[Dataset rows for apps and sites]
▼▼▼

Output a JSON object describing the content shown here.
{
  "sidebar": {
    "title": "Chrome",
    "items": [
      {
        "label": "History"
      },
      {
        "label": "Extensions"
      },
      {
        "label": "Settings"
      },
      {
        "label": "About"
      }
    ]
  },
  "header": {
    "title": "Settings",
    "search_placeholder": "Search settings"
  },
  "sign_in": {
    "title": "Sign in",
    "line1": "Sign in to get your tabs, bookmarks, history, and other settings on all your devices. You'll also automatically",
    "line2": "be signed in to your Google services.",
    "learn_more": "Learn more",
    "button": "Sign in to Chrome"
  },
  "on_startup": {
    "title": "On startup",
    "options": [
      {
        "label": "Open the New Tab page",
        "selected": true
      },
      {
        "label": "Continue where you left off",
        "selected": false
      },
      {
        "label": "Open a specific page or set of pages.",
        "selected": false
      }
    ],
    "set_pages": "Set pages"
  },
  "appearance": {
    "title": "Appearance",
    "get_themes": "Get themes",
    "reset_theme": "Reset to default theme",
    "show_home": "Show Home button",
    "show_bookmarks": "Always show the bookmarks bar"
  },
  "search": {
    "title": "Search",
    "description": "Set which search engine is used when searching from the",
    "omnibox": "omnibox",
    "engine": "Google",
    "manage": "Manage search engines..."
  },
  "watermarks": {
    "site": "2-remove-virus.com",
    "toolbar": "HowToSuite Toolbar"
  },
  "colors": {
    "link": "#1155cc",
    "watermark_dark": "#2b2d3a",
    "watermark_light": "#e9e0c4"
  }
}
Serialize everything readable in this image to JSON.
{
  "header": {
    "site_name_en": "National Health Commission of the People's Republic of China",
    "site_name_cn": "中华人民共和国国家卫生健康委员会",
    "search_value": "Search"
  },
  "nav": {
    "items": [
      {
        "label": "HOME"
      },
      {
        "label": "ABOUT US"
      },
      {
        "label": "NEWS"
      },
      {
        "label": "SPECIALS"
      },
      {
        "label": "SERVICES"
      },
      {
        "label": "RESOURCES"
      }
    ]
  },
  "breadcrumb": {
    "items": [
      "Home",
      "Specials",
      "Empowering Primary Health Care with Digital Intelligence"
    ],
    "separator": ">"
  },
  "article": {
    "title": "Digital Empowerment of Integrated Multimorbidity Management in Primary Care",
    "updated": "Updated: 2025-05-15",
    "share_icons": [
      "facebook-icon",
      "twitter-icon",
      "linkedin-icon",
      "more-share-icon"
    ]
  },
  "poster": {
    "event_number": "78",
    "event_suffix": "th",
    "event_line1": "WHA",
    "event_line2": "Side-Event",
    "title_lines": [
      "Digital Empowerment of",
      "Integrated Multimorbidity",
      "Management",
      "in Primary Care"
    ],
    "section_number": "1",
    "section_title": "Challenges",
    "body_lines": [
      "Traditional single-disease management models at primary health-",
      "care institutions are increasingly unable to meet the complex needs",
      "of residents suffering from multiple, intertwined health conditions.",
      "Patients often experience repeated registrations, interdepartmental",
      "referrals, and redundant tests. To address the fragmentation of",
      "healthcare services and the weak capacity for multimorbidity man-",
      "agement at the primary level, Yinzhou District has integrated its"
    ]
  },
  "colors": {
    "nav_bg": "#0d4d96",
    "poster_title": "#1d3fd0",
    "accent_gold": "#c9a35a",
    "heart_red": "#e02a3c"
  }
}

▲▲▲

Would you copy every line of the entries in which "Google" appears?

Expected answer:
    "line2": "be signed in to your Google services.",
    "engine": "Google",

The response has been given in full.